§ **Directions for this task**
Copy out all of the material exactly.

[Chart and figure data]

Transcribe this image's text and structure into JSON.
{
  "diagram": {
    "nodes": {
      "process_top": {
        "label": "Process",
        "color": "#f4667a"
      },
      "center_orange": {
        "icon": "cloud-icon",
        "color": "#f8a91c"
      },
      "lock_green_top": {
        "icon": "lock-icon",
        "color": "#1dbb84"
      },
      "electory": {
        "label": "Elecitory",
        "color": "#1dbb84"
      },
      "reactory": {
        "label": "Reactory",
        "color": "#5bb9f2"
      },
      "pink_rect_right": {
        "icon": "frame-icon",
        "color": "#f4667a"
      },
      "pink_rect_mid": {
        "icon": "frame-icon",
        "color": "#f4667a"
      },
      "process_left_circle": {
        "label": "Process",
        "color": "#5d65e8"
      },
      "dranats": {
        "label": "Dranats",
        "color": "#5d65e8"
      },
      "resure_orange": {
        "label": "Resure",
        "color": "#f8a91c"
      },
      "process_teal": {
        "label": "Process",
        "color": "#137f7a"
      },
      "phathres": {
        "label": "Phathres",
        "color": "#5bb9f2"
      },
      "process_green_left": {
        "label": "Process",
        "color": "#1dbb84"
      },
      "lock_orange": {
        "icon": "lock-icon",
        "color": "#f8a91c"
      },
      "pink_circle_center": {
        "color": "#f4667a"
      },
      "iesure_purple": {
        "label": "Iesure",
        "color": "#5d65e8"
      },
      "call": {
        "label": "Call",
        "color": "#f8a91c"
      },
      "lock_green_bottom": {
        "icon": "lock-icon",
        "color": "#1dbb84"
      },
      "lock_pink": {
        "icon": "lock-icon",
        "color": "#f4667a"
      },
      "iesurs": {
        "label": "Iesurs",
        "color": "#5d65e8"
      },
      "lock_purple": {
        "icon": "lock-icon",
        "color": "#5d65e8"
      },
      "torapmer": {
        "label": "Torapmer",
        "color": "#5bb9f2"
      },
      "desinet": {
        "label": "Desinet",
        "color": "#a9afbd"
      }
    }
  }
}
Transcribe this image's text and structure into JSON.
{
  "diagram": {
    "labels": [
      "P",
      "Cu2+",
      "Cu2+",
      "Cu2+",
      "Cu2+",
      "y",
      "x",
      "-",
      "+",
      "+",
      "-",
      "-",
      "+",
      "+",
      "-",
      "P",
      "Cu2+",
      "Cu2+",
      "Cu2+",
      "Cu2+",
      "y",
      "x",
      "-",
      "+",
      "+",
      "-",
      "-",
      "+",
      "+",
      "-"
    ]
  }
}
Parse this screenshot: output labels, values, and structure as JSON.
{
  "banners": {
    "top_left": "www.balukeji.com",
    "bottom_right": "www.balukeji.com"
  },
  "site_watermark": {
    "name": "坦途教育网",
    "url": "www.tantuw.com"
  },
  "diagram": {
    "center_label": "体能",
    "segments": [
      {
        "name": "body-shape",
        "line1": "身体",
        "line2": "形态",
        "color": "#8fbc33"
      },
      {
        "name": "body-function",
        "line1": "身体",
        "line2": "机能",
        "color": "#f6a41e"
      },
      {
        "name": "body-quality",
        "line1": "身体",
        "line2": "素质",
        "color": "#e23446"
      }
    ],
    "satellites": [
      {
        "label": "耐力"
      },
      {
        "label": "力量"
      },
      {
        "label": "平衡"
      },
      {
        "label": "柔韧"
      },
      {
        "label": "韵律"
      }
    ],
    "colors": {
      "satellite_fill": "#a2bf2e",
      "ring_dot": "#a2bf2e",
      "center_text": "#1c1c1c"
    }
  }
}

§ **The response**
Transcribe this image's text and structure into JSON.
{
  "diagram": {
    "nodes": {
      "process_top": {
        "label": "Process",
        "color": "#f4667a"
      },
      "center_orange": {
        "icon": "cloud-icon",
        "color": "#f8a91c"
      },
      "lock_green_top": {
        "icon": "lock-icon",
        "color": "#1dbb84"
      },
      "electory": {
        "label": "Elecitory",
        "color": "#1dbb84"
      },
      "reactory": {
        "label": "Reactory",
        "color": "#5bb9f2"
      },
      "pink_rect_right": {
        "icon": "frame-icon",
        "color": "#f4667a"
      },
      "pink_rect_mid": {
        "icon": "frame-icon",
        "color": "#f4667a"
      },
      "process_left_circle": {
        "label": "Process",
        "color": "#5d65e8"
      },
      "dranats": {
        "label": "Dranats",
        "color": "#5d65e8"
      },
      "resure_orange": {
        "label": "Resure",
        "color": "#f8a91c"
      },
      "process_teal": {
        "label": "Process",
        "color": "#137f7a"
      },
      "phathres": {
        "label": "Phathres",
        "color": "#5bb9f2"
      },
      "process_green_left": {
        "label": "Process",
        "color": "#1dbb84"
      },
      "lock_orange": {
        "icon": "lock-icon",
        "color": "#f8a91c"
      },
      "pink_circle_center": {
        "color": "#f4667a"
      },
      "iesure_purple": {
        "label": "Iesure",
        "color": "#5d65e8"
      },
      "call": {
        "label": "Call",
        "color": "#f8a91c"
      },
      "lock_green_bottom": {
        "icon": "lock-icon",
        "color": "#1dbb84"
      },
      "lock_pink": {
        "icon": "lock-icon",
        "color": "#f4667a"
      },
      "iesurs": {
        "label": "Iesurs",
        "color": "#5d65e8"
      },
      "lock_purple": {
        "icon": "lock-icon",
        "color": "#5d65e8"
      },
      "torapmer": {
        "label": "Torapmer",
        "color": "#5bb9f2"
      },
      "desinet": {
        "label": "Desinet",
        "color": "#a9afbd"
      }
    }
  }
}
Transcribe this image's text and structure into JSON.
{
  "diagram": {
    "labels": [
      "P",
      "Cu2+",
      "Cu2+",
      "Cu2+",
      "Cu2+",
      "y",
      "x",
      "-",
      "+",
      "+",
      "-",
      "-",
      "+",
      "+",
      "-",
      "P",
      "Cu2+",
      "Cu2+",
      "Cu2+",
      "Cu2+",
      "y",
      "x",
      "-",
      "+",
      "+",
      "-",
      "-",
      "+",
      "+",
      "-"
    ]
  }
}
Parse this screenshot: output labels, values, and structure as JSON.
{
  "banners": {
    "top_left": "www.balukeji.com",
    "bottom_right": "www.balukeji.com"
  },
  "site_watermark": {
    "name": "坦途教育网",
    "url": "www.tantuw.com"
  },
  "diagram": {
    "center_label": "体能",
    "segments": [
      {
        "name": "body-shape",
        "line1": "身体",
        "line2": "形态",
        "color": "#8fbc33"
      },
      {
        "name": "body-function",
        "line1": "身体",
        "line2": "机能",
        "color": "#f6a41e"
      },
      {
        "name": "body-quality",
        "line1": "身体",
        "line2": "素质",
        "color": "#e23446"
      }
    ],
    "satellites": [
      {
        "label": "耐力"
      },
      {
        "label": "力量"
      },
      {
        "label": "平衡"
      },
      {
        "label": "柔韧"
      },
      {
        "label": "韵律"
      }
    ],
    "colors": {
      "satellite_fill": "#a2bf2e",
      "ring_dot": "#a2bf2e",
      "center_text": "#1c1c1c"
    }
  }
}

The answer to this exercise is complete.